** START Record extracts **

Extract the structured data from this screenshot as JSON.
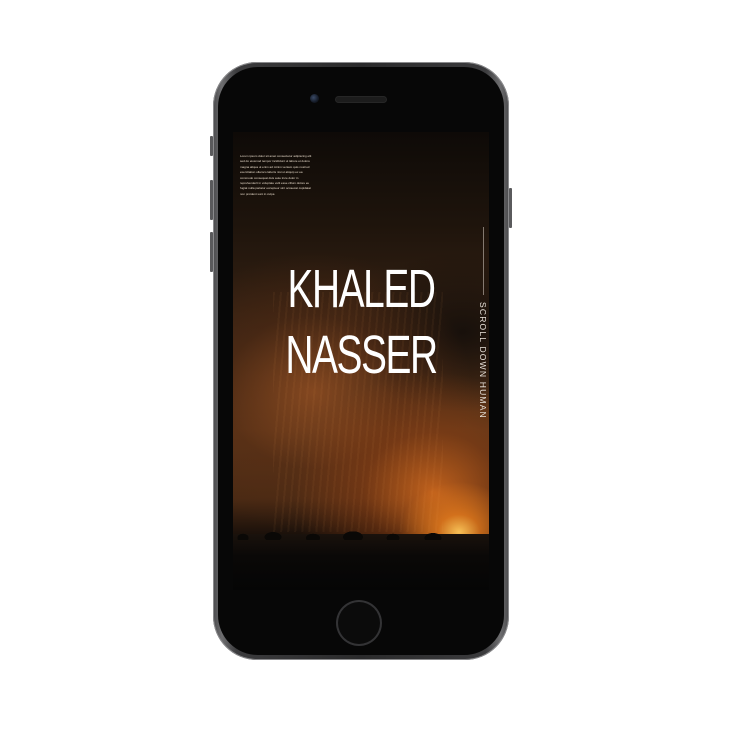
{
  "page": {
    "background": "#ffffff"
  },
  "device": {
    "model": "smartphone",
    "body_color": "#2a2a2b",
    "icons": [
      "front-camera-icon",
      "earpiece-icon",
      "home-button-icon"
    ]
  },
  "screen": {
    "intro_text": "Lorem ipsum dolor sit amet consectetur adipiscing elit sed do eiusmod tempor incididunt ut labore et dolore magna aliqua ut enim ad minim veniam quis nostrud exercitation ullamco laboris nisi ut aliquip ex ea commodo consequat duis aute irure dolor in reprehenderit in voluptate velit esse cillum dolore eu fugiat nulla pariatur excepteur sint occaecat cupidatat non proident sunt in culpa",
    "title_line1": "KHALED",
    "title_line2": "NASSER",
    "scroll_hint": "SCROLL DOWN HUMAN",
    "text_color": "#ffffff",
    "accent_glow": "#f0a040"
  }
}
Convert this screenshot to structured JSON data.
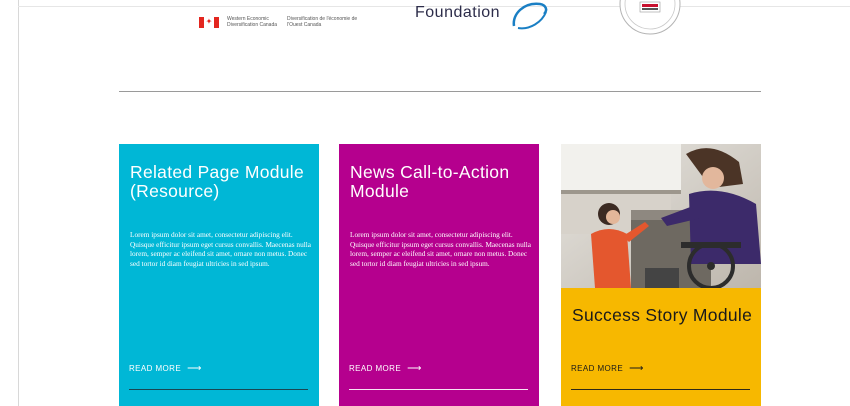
{
  "logos": {
    "gov_en": "Western Economic Diversification Canada",
    "gov_fr": "Diversification de l'économie de l'Ouest Canada",
    "foundation_text": "Foundation",
    "seal_name": "seal-logo"
  },
  "cards": [
    {
      "title": "Related Page Module (Resource)",
      "body": "Lorem ipsum dolor sit amet, consectetur adipiscing elit. Quisque efficitur ipsum eget cursus convallis. Maecenas nulla lorem, semper ac eleifend sit amet, ornare non metus. Donec sed tortor id diam feugiat ultricies in sed ipsum.",
      "read_more": "READ MORE",
      "color": "#00b7d6"
    },
    {
      "title": "News Call-to-Action Module",
      "body": "Lorem ipsum dolor sit amet, consectetur adipiscing elit. Quisque efficitur ipsum eget cursus convallis. Maecenas nulla lorem, semper ac eleifend sit amet, ornare non metus. Donec sed tortor id diam feugiat ultricies in sed ipsum.",
      "read_more": "READ MORE",
      "color": "#b5008e"
    },
    {
      "title": "Success Story Module",
      "read_more": "READ MORE",
      "color": "#f7b800",
      "image": "photo-woman-wheelchair-child"
    }
  ],
  "icons": {
    "arrow": "arrow-right-icon"
  }
}
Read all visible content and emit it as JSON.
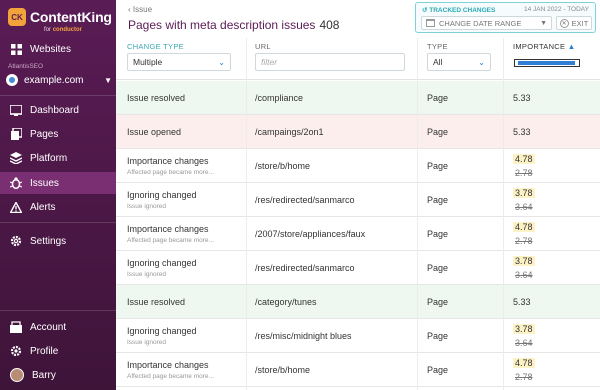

** END Record extracts **

Task details: Set the listing down in full and exactly. Pictures within it should not appear in the copy.

Written solution:
Extract the structured data from this screenshot as JSON.
{
  "page": {
    "background": "#ffffff"
  },
  "device": {
    "model": "smartphone",
    "body_color": "#2a2a2b",
    "icons": [
      "front-camera-icon",
      "earpiece-icon",
      "home-button-icon"
    ]
  },
  "screen": {
    "intro_text": "Lorem ipsum dolor sit amet consectetur adipiscing elit sed do eiusmod tempor incididunt ut labore et dolore magna aliqua ut enim ad minim veniam quis nostrud exercitation ullamco laboris nisi ut aliquip ex ea commodo consequat duis aute irure dolor in reprehenderit in voluptate velit esse cillum dolore eu fugiat nulla pariatur excepteur sint occaecat cupidatat non proident sunt in culpa",
    "title_line1": "KHALED",
    "title_line2": "NASSER",
    "scroll_hint": "SCROLL DOWN HUMAN",
    "text_color": "#ffffff",
    "accent_glow": "#f0a040"
  }
}
Convert this screenshot to structured JSON data.
{
  "logos": {
    "gov_en": "Western Economic Diversification Canada",
    "gov_fr": "Diversification de l'économie de l'Ouest Canada",
    "foundation_text": "Foundation",
    "seal_name": "seal-logo"
  },
  "cards": [
    {
      "title": "Related Page Module (Resource)",
      "body": "Lorem ipsum dolor sit amet, consectetur adipiscing elit. Quisque efficitur ipsum eget cursus convallis. Maecenas nulla lorem, semper ac eleifend sit amet, ornare non metus. Donec sed tortor id diam feugiat ultricies in sed ipsum.",
      "read_more": "READ MORE",
      "color": "#00b7d6"
    },
    {
      "title": "News Call-to-Action Module",
      "body": "Lorem ipsum dolor sit amet, consectetur adipiscing elit. Quisque efficitur ipsum eget cursus convallis. Maecenas nulla lorem, semper ac eleifend sit amet, ornare non metus. Donec sed tortor id diam feugiat ultricies in sed ipsum.",
      "read_more": "READ MORE",
      "color": "#b5008e"
    },
    {
      "title": "Success Story Module",
      "read_more": "READ MORE",
      "color": "#f7b800",
      "image": "photo-woman-wheelchair-child"
    }
  ],
  "icons": {
    "arrow": "arrow-right-icon"
  }
}
Read all visible content and emit it as JSON.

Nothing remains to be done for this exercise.